■ **Problem set**:
(a) In the McDougal opinion, what is the longest probation period that Mandatory Rule No. 7 allows before an appointment or promotion is complete?
(b) Rewrite the paragraph of the McDougal opinion that begins "Act 28 of the Forty-Ninth General Assembly" as a short bulleted list that keeps its main facts.

■ **Selected passage**:
>>>
Civil Service Commission v. McDougal, 198 Ark. 388, 129 S.W.2d 589 (1939)

May 29, 1939 · Arkansas Supreme Court · 4-5488
198 Ark. 388, 129 S.W.2d 589

Civil Service Commission of North Little Rock v. McDougal.

4-5488

129 S. W. 2d 589

Opinion delivered May 29, 1939.

*389 Laurence J. Berger and Floyd Terral, for appellant.

Bam, E. Montgomery, for appellee.

Griffin Smith, C. J.

In an appeal by J. 0. McDougal from an order of the Civil Service Commission of North Little Rock, the circuit court treated as a demurrer McDougal’s motion to dismiss charges preferred against him by the Commission. The charg’es resulted in Mc-Dougal’s dismissal from the position of chief of detectives and superintendent of the bureau of identification of the police department of the City of North Little Rock.- The motion, when so treated as a demurrer, was sustained, with the order that “. . . the charges against J. 0. McDougal are hereby dismissed. The court further orders that said J. O. McDougal be, and he hereby is, reinstated in the police department of the City of North Little Rock to the same rank, duties and compensation as when he was illegally suspended on the night of December 20, 1938.”

The question to be determined is, Was McDougal illegally suspended?

Act 28 of the Forty-Ninth General Assembly, approved February 13, 1933, is an act creating a board of civil service commissioners of cities of the first class having a police department and all cities having organized fire departments, “To have control, management and jurisdiction of the officers and employees of said fire and police departments in their respective cities.”

*390For the purpose of this opinion, the Board of Civil Service Commissioners will be referred to as the Commission.

The law’s requirement is that the City Council shall, by ordinance, name three citizens as commissioners, one of whom shall be selected by the Commission as secretary, and who shall “. . . report the evidence at all trials and shall act as clerk when the board shall constitute a trial court. ’ ’

Section 3 directs the Commission to “. . . prescribe, amend, and enforce rules and regulations governing the fire and police departments of their respective cities, and said rules and regulations shall have the same force and effect of law. They shall keep a record of its examinations and shall investigate the enforcement and effect of this act and the rules as provided herein. ’ ’

The act sets out twelve specific rules which shall be adopted, and allows for promulgation of others not inconsistent with the act.

Mandatory Rule No. 7 provides for a period of probation not to exceed six months “. . . before any appointment or promotion is complete, during which period the probationer may be discharged, in casé of an appointment, or reduced, in case of promotion, by the chief of police or of the fire department.”

Mandatory Rule No. 10 provides for suspension . . for not longer than thirty days, and for leave of absence.”
<<<
Saved entries:
>>>
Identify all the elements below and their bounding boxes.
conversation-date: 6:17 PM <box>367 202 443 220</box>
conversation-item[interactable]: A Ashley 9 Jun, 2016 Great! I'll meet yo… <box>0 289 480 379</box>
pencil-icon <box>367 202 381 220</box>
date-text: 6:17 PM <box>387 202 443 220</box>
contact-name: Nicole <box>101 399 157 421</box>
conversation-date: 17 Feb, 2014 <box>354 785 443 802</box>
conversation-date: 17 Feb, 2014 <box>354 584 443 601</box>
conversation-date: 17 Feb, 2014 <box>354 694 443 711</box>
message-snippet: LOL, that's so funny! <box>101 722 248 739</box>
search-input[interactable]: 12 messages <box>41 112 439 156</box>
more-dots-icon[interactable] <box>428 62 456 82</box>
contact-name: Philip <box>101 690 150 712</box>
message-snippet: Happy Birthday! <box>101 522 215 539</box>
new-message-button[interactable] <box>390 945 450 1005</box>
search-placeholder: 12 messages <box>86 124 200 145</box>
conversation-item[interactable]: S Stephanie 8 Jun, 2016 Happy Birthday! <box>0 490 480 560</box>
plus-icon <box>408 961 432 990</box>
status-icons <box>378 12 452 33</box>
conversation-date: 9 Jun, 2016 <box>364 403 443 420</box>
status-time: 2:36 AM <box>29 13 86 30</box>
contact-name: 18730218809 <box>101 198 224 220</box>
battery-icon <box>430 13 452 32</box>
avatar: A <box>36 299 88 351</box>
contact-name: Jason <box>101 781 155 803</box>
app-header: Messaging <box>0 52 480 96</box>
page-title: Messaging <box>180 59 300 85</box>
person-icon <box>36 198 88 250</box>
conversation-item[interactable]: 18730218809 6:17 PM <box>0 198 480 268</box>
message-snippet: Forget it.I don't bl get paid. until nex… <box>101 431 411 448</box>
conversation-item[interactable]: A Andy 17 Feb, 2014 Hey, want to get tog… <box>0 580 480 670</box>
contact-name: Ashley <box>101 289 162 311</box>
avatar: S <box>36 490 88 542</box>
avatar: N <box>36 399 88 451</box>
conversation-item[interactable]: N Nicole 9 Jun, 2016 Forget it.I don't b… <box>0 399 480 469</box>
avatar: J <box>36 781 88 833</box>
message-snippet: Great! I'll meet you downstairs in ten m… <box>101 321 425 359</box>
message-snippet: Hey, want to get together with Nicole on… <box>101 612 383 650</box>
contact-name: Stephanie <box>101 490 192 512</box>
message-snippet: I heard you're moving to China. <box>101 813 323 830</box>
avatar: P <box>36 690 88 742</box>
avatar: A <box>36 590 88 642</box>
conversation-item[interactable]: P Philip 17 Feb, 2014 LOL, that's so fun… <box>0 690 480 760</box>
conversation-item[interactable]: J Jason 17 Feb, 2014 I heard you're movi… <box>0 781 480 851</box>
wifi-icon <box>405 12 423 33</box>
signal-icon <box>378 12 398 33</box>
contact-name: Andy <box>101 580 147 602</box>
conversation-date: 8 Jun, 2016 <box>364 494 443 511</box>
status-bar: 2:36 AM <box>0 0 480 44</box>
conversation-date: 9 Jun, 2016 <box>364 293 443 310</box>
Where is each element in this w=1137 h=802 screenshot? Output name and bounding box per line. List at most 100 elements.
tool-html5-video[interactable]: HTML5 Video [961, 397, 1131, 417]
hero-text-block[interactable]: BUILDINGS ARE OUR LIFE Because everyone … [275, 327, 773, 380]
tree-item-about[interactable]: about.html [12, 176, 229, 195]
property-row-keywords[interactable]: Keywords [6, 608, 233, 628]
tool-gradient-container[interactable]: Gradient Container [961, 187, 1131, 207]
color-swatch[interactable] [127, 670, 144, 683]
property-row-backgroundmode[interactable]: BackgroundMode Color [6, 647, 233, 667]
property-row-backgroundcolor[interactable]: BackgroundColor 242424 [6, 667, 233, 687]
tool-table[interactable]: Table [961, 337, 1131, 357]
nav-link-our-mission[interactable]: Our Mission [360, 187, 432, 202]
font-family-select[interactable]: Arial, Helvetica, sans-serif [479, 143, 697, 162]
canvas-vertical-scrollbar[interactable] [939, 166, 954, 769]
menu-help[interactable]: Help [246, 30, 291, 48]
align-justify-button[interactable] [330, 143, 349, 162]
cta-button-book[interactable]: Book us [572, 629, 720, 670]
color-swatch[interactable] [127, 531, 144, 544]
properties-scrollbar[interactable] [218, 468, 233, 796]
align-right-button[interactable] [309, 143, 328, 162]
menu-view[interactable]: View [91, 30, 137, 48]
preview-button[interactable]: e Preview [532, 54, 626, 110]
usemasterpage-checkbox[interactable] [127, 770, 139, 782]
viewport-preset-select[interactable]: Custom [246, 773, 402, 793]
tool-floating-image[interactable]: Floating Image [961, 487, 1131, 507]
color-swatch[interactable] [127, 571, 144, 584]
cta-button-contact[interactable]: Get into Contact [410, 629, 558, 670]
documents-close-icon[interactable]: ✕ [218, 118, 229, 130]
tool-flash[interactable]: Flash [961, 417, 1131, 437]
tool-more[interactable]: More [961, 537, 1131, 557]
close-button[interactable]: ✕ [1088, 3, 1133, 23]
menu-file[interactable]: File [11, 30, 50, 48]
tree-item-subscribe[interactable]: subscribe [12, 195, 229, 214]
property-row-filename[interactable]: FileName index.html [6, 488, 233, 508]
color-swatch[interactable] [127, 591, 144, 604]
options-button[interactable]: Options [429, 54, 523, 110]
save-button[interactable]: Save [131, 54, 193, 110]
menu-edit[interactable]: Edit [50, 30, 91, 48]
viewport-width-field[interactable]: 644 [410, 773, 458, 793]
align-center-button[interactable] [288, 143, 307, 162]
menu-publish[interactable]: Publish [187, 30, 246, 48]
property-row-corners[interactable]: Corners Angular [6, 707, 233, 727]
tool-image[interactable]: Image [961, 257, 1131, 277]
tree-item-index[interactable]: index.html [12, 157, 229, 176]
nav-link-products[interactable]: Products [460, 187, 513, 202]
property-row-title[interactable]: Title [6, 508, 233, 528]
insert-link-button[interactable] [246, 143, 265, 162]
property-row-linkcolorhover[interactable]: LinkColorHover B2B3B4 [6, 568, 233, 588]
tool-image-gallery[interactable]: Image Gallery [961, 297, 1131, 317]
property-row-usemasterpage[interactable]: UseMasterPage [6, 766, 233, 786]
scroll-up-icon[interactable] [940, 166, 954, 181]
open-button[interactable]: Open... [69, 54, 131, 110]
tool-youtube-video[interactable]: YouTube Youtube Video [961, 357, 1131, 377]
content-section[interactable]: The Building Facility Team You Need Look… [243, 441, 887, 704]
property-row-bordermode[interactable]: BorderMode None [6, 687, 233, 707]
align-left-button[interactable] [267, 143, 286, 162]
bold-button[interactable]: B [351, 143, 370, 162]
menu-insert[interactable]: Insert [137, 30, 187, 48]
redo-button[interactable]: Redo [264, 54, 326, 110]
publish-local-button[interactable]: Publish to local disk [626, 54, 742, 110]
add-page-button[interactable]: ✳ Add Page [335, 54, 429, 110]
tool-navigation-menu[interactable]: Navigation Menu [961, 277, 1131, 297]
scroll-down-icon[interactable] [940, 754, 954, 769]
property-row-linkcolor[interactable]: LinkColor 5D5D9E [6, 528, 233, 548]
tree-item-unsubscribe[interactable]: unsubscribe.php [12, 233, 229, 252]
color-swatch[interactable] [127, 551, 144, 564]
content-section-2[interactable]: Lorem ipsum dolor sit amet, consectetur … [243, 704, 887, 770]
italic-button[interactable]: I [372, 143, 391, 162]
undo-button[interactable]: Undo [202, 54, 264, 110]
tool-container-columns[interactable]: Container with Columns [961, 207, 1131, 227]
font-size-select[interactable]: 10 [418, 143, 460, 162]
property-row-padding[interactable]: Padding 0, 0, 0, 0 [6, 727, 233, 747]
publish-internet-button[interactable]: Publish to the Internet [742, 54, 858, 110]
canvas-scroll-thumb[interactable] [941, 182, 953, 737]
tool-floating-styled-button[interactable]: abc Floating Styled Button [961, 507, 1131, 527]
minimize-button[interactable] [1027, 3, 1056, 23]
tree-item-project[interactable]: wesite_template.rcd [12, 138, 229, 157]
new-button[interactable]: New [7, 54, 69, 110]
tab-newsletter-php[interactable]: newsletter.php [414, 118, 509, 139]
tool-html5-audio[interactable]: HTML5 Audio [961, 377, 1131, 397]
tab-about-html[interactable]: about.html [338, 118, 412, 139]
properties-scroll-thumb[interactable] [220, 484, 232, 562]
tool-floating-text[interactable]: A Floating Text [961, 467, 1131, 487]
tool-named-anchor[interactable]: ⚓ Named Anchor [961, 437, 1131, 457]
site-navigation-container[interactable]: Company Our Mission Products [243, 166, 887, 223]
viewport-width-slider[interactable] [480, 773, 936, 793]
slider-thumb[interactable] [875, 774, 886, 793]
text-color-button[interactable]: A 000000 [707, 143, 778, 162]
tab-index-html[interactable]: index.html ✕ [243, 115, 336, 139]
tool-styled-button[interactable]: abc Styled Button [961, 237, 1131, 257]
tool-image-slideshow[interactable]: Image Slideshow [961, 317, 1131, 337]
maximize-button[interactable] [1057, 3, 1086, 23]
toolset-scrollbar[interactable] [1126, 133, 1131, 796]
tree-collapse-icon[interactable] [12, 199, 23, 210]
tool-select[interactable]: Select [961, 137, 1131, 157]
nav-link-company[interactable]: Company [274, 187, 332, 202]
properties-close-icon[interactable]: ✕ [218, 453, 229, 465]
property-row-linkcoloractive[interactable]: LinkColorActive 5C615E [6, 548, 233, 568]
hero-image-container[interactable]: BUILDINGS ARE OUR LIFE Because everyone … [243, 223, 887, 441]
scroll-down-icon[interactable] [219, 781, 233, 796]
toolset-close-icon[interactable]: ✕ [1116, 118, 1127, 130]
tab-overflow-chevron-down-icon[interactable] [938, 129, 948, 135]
<<<
■ **Task-by-task answers**:
(a) No more than six months.

(b)
- Act 28 of the Forty-Ninth General Assembly was approved February 13, 1933.
- It created a board of civil service commissioners.
- It covers cities of the first class that have a police department and all cities that have organized fire departments.
- The board controls, manages, and has jurisdiction over the officers and employees of those fire and police departments.